#### [Prompt 1]
Which fictional characters are named in the text comparing the Benson and De Vere novels with the Cormoran Strike books?
#### [Prompt 2]
In the text about the Benson and De Vere novels, rewrite the paragraph beginning "Brodrick had written six novels" as a single shorter sentence that keeps its main facts.
#### [Prompt 3]
Write the next part of the text comparing the Benson and De Vere novels with the Cormoran Strike books, picking up after its final sentence.

#### [Text segment]
I wrote last August that perhaps the best alternative to thinking about a Cormoran Strike novel we do not have would be reading and discussing the Benson and De Vere courtroom drama and detection thrillers by John Fairfax, the nom de plume of William Brodrick. There are, as I wrote then, some fascinating parallels between the Strike and Benson books and Galbraith/Fairfax:
The points of correspondence?
Brodrick had written six novels with a character, Father Anselm, and in a genre-melange largely of his invention. These novels had won him an international audience and all the awards the industry bestows. He adopts a transparent pseudonym, ‘John Fairfax,’ to take up a new character, William Benson, in a different if related genre.
- Each of the Benson novels are satisfying stand-alone court room dramas told against the back-drop of the lead character’s mysterious personal history, to which story the attentive reader is given clues in each book.
While Benson is the star of the show and his mystery is the over-arching mystery, he has an assistant, Tess de Vere, who is a more than capable barrister herself, has her own personal enigmas the reader has to work out, and their relationship is strictly professional with hints that it will become ‘more than that.’
- Benson is damaged goods, though. He is a lawyer licensed to plea in the Old Bailey, yes, but he is also a convicted murderer who pleaded guilty, did hard time, and is still very much in recovery from that experience. De Vere and Benson, according to the author, are on parallel and separate journeys of redemption that may intersect at times.

Document structure recognition data
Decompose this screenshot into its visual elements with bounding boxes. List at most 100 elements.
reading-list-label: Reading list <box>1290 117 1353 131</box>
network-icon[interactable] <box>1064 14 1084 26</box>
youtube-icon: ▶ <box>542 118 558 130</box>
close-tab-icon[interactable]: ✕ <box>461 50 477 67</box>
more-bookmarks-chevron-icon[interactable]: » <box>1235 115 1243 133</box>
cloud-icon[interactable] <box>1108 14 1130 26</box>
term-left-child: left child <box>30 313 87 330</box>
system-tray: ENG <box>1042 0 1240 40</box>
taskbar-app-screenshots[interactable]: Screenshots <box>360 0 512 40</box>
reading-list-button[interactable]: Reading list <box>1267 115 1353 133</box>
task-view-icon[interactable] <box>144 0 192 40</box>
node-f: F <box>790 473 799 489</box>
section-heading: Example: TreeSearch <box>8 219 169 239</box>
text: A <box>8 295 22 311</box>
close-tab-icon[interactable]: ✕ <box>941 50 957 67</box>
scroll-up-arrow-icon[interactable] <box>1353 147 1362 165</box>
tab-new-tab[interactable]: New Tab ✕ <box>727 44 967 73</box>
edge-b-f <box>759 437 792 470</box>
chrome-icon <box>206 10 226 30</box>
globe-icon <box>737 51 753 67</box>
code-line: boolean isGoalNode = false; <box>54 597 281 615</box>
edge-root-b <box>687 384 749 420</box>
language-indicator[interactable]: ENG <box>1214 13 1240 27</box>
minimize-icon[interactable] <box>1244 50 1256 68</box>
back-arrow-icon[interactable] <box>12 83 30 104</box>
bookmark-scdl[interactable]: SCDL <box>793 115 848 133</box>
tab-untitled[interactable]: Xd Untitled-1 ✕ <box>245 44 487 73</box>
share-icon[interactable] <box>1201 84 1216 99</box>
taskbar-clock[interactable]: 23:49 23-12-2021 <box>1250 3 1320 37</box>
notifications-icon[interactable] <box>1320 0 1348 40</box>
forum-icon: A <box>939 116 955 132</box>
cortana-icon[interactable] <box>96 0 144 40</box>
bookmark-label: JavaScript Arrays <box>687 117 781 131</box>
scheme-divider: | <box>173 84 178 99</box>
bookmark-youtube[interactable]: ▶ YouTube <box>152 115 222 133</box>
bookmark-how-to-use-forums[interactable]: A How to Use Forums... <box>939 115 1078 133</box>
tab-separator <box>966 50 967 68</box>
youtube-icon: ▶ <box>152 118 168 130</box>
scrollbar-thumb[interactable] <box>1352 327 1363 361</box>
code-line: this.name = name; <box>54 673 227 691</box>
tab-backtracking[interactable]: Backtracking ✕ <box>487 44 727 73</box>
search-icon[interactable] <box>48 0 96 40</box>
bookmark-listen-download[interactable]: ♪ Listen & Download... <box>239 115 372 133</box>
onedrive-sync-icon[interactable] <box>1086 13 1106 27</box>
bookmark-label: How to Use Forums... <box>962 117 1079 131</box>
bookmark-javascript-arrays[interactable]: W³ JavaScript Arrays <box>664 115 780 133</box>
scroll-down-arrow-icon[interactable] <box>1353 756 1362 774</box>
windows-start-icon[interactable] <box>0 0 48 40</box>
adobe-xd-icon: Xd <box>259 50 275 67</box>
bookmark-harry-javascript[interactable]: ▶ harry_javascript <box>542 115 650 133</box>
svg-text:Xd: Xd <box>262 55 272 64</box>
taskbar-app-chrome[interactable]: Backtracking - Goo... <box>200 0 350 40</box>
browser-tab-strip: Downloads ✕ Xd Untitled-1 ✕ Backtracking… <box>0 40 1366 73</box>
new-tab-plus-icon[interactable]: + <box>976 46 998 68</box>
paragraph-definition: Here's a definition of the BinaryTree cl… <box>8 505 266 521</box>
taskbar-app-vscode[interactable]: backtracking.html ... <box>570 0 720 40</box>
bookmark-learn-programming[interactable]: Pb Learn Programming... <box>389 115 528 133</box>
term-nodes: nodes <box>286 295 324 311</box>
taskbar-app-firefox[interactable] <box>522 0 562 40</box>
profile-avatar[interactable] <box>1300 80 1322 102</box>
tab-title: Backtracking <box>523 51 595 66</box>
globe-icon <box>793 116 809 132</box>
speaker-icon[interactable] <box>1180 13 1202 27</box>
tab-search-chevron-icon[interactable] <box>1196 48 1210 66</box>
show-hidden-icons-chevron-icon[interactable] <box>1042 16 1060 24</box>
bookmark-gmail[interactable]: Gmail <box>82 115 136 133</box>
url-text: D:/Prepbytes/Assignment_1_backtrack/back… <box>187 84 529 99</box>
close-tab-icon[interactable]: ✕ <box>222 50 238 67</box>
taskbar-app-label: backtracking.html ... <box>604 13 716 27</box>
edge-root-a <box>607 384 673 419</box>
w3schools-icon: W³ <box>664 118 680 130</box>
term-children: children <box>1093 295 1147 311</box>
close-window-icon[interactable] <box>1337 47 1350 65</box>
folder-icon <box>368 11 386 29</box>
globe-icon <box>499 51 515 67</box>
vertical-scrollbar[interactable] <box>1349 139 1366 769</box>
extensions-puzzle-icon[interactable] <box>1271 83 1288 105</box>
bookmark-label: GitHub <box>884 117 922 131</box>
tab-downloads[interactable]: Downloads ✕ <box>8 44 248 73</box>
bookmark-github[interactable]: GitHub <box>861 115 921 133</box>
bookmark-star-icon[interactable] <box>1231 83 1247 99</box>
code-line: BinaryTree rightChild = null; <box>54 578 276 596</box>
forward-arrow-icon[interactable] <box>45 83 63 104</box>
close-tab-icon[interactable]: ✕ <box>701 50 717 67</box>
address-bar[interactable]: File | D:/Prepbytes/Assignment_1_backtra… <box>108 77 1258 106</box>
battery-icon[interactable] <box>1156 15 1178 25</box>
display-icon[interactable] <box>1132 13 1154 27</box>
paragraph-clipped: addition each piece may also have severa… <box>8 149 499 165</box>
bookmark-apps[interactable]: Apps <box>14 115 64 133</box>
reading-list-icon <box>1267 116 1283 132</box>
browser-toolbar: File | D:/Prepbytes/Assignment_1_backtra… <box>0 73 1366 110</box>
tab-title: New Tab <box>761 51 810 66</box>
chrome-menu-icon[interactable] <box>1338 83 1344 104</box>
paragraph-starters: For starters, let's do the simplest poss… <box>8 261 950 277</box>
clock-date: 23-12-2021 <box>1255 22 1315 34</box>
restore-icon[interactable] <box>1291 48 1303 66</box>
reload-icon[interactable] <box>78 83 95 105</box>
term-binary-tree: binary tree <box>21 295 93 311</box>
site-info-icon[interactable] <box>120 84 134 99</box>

#### [Exercise output 1]
Cormoran Strike, William Benson, Tess de Vere, Father Anselm

#### [Exercise output 2]
After six award-winning novels, read internationally, featuring Father Anselm in a genre blend largely of his own invention, Brodrick took the transparent pseudonym "John Fairfax" to begin a new character, William Benson, in a different but related genre.

#### [Exercise output 3]
- The man’s name is ‘Benson,’ right? Can you hear Shanker’s nickname for Strike there? ‘Bunsen’?
I’ll allow that the last point is a little weak.
The good news is that, unlike Rowling/Galbraith and Strike5, Brodrick/Fairfax has already announced the third Benson and De Vere novel title and publication date: Forced Confessions will be available on 5 March 2020.
Between thesis writing and Covid-19, alas, my best laid plans for prolonged discussion of the first two books before the publication of the third have all gang aglay. (Except for this one post.) I have ordered Forced Confessions, however, and look forward to reading it and to discussion here after I do.
Please join me in that and, if you haven’t already, read or re-read (or listen to) the brilliant first two Benson novels, Summary Justice and Blind Defence!